Collected data
********************

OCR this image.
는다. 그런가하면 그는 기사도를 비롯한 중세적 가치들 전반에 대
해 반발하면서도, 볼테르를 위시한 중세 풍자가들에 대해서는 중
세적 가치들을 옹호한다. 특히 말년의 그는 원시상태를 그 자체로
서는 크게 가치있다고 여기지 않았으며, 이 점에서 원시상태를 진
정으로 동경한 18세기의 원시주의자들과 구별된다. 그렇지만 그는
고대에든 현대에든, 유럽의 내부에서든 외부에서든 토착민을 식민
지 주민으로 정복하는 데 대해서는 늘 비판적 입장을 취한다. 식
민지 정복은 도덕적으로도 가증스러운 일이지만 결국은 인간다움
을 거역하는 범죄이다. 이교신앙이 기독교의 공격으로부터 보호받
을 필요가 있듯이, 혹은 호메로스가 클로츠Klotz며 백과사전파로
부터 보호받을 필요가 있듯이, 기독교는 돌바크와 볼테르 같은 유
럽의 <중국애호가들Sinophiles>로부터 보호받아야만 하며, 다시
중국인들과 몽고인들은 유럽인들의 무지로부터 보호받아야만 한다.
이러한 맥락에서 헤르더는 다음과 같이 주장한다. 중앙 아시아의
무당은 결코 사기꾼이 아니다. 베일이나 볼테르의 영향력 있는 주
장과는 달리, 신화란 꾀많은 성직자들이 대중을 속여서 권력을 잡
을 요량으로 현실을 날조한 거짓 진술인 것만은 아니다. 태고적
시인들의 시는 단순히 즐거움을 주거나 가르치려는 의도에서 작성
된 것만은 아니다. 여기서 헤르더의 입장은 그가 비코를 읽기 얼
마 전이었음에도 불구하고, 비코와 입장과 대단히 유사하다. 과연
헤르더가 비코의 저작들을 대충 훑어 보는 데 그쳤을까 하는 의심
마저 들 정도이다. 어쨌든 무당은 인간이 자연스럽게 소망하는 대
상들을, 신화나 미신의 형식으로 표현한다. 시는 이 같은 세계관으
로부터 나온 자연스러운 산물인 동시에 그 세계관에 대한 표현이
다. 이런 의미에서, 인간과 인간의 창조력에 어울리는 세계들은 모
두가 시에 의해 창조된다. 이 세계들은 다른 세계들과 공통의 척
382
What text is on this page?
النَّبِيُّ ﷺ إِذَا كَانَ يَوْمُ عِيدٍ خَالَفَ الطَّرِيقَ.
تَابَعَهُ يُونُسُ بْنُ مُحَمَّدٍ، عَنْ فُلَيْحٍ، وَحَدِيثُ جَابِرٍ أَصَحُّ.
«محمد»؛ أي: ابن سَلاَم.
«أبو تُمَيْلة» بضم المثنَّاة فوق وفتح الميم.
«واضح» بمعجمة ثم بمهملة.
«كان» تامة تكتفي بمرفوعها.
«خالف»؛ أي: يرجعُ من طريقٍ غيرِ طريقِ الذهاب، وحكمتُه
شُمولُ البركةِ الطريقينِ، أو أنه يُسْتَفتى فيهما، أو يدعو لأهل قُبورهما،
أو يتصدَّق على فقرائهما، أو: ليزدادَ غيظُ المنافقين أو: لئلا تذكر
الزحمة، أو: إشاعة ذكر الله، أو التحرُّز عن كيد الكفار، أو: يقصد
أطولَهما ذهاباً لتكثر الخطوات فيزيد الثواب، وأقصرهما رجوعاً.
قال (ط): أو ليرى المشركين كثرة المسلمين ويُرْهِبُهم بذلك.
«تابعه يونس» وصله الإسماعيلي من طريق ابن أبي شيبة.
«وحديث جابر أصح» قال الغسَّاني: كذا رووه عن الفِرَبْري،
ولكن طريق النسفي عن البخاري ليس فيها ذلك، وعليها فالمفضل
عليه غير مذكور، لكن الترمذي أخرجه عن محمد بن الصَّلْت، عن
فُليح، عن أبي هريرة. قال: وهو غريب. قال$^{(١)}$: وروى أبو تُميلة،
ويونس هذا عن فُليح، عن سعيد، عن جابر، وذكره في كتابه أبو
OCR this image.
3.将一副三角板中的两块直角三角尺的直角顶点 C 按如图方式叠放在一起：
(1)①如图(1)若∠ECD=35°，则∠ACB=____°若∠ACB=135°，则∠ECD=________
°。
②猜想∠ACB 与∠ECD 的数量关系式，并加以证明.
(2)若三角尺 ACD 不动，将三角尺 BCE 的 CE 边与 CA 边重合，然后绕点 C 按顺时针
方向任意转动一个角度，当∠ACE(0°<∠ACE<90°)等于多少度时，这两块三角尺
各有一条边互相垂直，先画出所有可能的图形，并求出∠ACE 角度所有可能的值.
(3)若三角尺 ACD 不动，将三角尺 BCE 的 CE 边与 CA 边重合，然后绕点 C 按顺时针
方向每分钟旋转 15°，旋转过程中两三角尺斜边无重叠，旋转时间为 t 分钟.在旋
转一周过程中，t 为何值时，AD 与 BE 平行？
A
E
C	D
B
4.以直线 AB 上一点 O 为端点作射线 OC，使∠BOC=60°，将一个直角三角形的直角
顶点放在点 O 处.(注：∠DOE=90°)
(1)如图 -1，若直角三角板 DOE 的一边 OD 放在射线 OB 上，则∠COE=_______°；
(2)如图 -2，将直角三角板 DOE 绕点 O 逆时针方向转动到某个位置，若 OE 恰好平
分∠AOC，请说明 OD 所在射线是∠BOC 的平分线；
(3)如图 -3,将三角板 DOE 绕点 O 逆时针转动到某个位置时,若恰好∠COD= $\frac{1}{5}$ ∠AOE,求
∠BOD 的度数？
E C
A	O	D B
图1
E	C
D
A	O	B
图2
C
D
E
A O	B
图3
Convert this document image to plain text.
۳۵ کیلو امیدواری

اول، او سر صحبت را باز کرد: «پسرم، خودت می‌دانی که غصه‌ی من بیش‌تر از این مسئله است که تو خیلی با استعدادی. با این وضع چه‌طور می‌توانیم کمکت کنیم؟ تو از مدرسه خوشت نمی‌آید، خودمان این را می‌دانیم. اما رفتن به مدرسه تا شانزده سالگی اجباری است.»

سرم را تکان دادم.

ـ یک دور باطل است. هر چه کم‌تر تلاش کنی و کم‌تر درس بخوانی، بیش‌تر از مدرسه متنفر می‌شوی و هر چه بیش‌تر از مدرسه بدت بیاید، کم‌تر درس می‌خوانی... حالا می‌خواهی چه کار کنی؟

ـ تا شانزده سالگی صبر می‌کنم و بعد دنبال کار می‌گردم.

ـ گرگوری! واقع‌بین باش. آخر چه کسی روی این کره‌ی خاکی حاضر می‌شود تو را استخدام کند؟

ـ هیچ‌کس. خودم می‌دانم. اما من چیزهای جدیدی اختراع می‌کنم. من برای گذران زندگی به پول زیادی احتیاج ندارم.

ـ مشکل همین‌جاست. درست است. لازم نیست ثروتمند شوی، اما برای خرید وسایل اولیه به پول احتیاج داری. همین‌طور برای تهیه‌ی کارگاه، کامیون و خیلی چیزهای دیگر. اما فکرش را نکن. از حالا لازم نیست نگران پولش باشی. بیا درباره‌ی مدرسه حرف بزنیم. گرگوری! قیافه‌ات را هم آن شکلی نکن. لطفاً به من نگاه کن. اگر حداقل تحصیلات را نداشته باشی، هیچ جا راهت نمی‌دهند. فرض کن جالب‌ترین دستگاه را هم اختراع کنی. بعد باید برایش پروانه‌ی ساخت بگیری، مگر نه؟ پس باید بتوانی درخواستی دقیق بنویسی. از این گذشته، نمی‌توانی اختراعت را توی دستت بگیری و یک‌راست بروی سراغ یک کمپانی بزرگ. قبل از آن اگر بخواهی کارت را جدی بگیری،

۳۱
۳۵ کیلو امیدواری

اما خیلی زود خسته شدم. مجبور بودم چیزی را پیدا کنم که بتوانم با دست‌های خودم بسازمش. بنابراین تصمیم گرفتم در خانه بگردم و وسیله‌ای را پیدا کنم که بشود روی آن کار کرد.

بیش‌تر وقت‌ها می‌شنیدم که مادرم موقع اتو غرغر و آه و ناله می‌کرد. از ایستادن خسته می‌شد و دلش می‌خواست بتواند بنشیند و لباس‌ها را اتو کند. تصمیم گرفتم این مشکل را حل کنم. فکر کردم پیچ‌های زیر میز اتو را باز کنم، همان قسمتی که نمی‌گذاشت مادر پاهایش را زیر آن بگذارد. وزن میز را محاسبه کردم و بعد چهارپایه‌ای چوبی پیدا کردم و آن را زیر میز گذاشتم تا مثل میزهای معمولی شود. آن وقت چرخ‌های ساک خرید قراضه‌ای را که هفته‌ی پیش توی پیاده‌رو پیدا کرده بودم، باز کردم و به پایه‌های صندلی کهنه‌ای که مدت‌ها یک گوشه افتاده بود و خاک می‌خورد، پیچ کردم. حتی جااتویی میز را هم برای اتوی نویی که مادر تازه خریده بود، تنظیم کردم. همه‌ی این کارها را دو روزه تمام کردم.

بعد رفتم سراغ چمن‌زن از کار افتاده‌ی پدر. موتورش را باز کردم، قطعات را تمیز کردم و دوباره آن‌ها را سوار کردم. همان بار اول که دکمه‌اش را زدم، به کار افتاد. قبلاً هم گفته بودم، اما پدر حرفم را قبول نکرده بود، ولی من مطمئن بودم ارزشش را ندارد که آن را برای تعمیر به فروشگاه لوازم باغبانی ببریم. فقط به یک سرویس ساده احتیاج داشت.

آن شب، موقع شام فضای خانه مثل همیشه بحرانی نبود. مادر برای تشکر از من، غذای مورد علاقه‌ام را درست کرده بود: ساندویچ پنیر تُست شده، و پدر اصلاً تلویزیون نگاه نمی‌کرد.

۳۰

********************

▶ _WRITTEN PROBLEM_: In the records above, locate the lines holding the word "مادر". Copy each of them.

▶ _REPLY TO THE EXERCISE_:
بیش‌تر وقت‌ها می‌شنیدم که مادرم موقع اتو غرغر و آه و ناله می‌کرد. از ایستادن خسته می‌شد و دلش می‌خواست بتواند بنشیند و لباس‌ها را اتو کند. تصمیم گرفتم این مشکل را حل کنم. فکر کردم پیچ‌های زیر میز اتو را باز کنم، همان قسمتی که نمی‌گذاشت مادر پاهایش را زیر آن بگذارد. وزن میز را محاسبه کردم و بعد چهارپایه‌ای چوبی پیدا کردم و آن را زیر میز گذاشتم تا مثل میزهای معمولی شود. آن وقت چرخ‌های ساک خرید قراضه‌ای را که هفته‌ی پیش توی پیاده‌رو پیدا کرده بودم، باز کردم و به پایه‌های صندلی کهنه‌ای که مدت‌ها یک گوشه افتاده بود و خاک می‌خورد، پیچ کردم. حتی جااتویی میز را هم برای اتوی نویی که مادر تازه خریده بود، تنظیم کردم. همه‌ی این کارها را دو روزه تمام کردم.
آن شب، موقع شام فضای خانه مثل همیشه بحرانی نبود. مادر برای تشکر از من، غذای مورد علاقه‌ام را درست کرده بود: ساندویچ پنیر تُست شده، و پدر اصلاً تلویزیون نگاه نمی‌کرد.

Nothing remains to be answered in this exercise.